**Task directions**
Could you output all of the data below as a Markdown table with two columns, "No." for the row number and "Text" for the line itself, leaving out any blank lines?

**Input data**
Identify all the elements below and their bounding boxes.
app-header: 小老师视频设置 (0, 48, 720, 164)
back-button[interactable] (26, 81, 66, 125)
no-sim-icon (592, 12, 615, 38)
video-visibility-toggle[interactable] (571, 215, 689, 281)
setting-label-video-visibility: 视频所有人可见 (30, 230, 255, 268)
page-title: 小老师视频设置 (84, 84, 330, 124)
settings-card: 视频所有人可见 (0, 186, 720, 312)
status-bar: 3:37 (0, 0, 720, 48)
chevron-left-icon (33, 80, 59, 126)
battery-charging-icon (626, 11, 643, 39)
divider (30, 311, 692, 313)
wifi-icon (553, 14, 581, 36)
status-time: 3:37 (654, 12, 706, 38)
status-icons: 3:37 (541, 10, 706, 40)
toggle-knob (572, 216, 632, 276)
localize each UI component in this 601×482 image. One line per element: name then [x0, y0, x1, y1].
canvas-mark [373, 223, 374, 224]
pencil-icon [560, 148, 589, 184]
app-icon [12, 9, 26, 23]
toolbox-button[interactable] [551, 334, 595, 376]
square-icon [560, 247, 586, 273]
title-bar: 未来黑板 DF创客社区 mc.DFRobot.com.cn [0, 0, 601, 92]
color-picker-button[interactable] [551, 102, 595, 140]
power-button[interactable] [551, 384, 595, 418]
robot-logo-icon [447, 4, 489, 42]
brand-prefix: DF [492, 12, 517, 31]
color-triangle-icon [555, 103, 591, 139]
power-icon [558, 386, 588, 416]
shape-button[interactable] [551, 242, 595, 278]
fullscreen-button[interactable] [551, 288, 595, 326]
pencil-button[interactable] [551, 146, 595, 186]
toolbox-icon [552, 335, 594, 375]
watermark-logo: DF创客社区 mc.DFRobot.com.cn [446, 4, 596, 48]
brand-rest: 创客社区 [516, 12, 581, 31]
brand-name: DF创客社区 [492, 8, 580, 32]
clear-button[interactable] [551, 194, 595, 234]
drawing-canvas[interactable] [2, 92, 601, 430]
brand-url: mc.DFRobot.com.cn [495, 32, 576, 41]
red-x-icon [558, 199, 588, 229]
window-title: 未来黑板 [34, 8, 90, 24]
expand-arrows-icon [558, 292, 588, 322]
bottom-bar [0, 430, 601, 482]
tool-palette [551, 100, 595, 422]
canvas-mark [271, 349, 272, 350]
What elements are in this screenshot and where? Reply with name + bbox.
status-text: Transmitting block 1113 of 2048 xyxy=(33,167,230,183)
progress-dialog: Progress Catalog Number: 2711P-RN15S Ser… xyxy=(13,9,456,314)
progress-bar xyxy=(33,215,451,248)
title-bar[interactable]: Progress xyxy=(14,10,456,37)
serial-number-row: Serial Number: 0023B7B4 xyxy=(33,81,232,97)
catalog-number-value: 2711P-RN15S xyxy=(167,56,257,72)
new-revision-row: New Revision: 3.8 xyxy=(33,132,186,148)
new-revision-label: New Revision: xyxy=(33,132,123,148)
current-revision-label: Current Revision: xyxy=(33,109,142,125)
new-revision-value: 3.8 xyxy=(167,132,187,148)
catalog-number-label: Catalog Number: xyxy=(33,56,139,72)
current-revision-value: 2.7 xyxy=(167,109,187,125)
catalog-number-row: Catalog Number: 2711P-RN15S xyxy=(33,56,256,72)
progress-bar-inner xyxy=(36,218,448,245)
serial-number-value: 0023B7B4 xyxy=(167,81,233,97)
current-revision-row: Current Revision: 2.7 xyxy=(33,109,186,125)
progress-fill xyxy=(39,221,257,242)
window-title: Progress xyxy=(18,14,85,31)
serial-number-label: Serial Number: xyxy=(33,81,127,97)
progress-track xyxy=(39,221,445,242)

**Finished answer**
| No. | Text |
|---|---|
| 1 | Identify all the elements below and their bounding boxes. |
| 2 | app-header: 小老师视频设置 (0, 48, 720, 164) |
| 3 | back-button[interactable] (26, 81, 66, 125) |
| 4 | no-sim-icon (592, 12, 615, 38) |
| 5 | video-visibility-toggle[interactable] (571, 215, 689, 281) |
| 6 | setting-label-video-visibility: 视频所有人可见 (30, 230, 255, 268) |
| 7 | page-title: 小老师视频设置 (84, 84, 330, 124) |
| 8 | settings-card: 视频所有人可见 (0, 186, 720, 312) |
| 9 | status-bar: 3:37 (0, 0, 720, 48) |
| 10 | chevron-left-icon (33, 80, 59, 126) |
| 11 | battery-charging-icon (626, 11, 643, 39) |
| 12 | divider (30, 311, 692, 313) |
| 13 | wifi-icon (553, 14, 581, 36) |
| 14 | status-time: 3:37 (654, 12, 706, 38) |
| 15 | status-icons: 3:37 (541, 10, 706, 40) |
| 16 | toggle-knob (572, 216, 632, 276) |
| 17 | localize each UI component in this 601×482 image. One line per element: name then [x0, y0, x1, y1]. |
| 18 | canvas-mark [373, 223, 374, 224] |
| 19 | pencil-icon [560, 148, 589, 184] |
| 20 | app-icon [12, 9, 26, 23] |
| 21 | toolbox-button[interactable] [551, 334, 595, 376] |
| 22 | square-icon [560, 247, 586, 273] |
| 23 | title-bar: 未来黑板 DF创客社区 mc.DFRobot.com.cn [0, 0, 601, 92] |
| 24 | color-picker-button[interactable] [551, 102, 595, 140] |
| 25 | power-button[interactable] [551, 384, 595, 418] |
| 26 | robot-logo-icon [447, 4, 489, 42] |
| 27 | brand-prefix: DF [492, 12, 517, 31] |
| 28 | color-triangle-icon [555, 103, 591, 139] |
| 29 | power-icon [558, 386, 588, 416] |
| 30 | shape-button[interactable] [551, 242, 595, 278] |
| 31 | fullscreen-button[interactable] [551, 288, 595, 326] |
| 32 | pencil-button[interactable] [551, 146, 595, 186] |
| 33 | toolbox-icon [552, 335, 594, 375] |
| 34 | watermark-logo: DF创客社区 mc.DFRobot.com.cn [446, 4, 596, 48] |
| 35 | brand-rest: 创客社区 [516, 12, 581, 31] |
| 36 | brand-name: DF创客社区 [492, 8, 580, 32] |
| 37 | clear-button[interactable] [551, 194, 595, 234] |
| 38 | drawing-canvas[interactable] [2, 92, 601, 430] |
| 39 | brand-url: mc.DFRobot.com.cn [495, 32, 576, 41] |
| 40 | red-x-icon [558, 199, 588, 229] |
| 41 | window-title: 未来黑板 [34, 8, 90, 24] |
| 42 | expand-arrows-icon [558, 292, 588, 322] |
| 43 | bottom-bar [0, 430, 601, 482] |
| 44 | tool-palette [551, 100, 595, 422] |
| 45 | canvas-mark [271, 349, 272, 350] |
| 46 | What elements are in this screenshot and where? Reply with name + bbox. |
| 47 | status-text: Transmitting block 1113 of 2048 xyxy=(33,167,230,183) |
| 48 | progress-dialog: Progress Catalog Number: 2711P-RN15S Ser… xyxy=(13,9,456,314) |
| 49 | progress-bar xyxy=(33,215,451,248) |
| 50 | title-bar[interactable]: Progress xyxy=(14,10,456,37) |
| 51 | serial-number-row: Serial Number: 0023B7B4 xyxy=(33,81,232,97) |
| 52 | catalog-number-value: 2711P-RN15S xyxy=(167,56,257,72) |
| 53 | new-revision-row: New Revision: 3.8 xyxy=(33,132,186,148) |
| 54 | new-revision-label: New Revision: xyxy=(33,132,123,148) |
| 55 | current-revision-label: Current Revision: xyxy=(33,109,142,125) |
| 56 | new-revision-value: 3.8 xyxy=(167,132,187,148) |
| 57 | catalog-number-label: Catalog Number: xyxy=(33,56,139,72) |
| 58 | current-revision-value: 2.7 xyxy=(167,109,187,125) |
| 59 | catalog-number-row: Catalog Number: 2711P-RN15S xyxy=(33,56,256,72) |
| 60 | progress-bar-inner xyxy=(36,218,448,245) |
| 61 | serial-number-value: 0023B7B4 xyxy=(167,81,233,97) |
| 62 | current-revision-row: Current Revision: 2.7 xyxy=(33,109,186,125) |
| 63 | progress-fill xyxy=(39,221,257,242) |
| 64 | window-title: Progress xyxy=(18,14,85,31) |
| 65 | serial-number-label: Serial Number: xyxy=(33,81,127,97) |
| 66 | progress-track xyxy=(39,221,445,242) |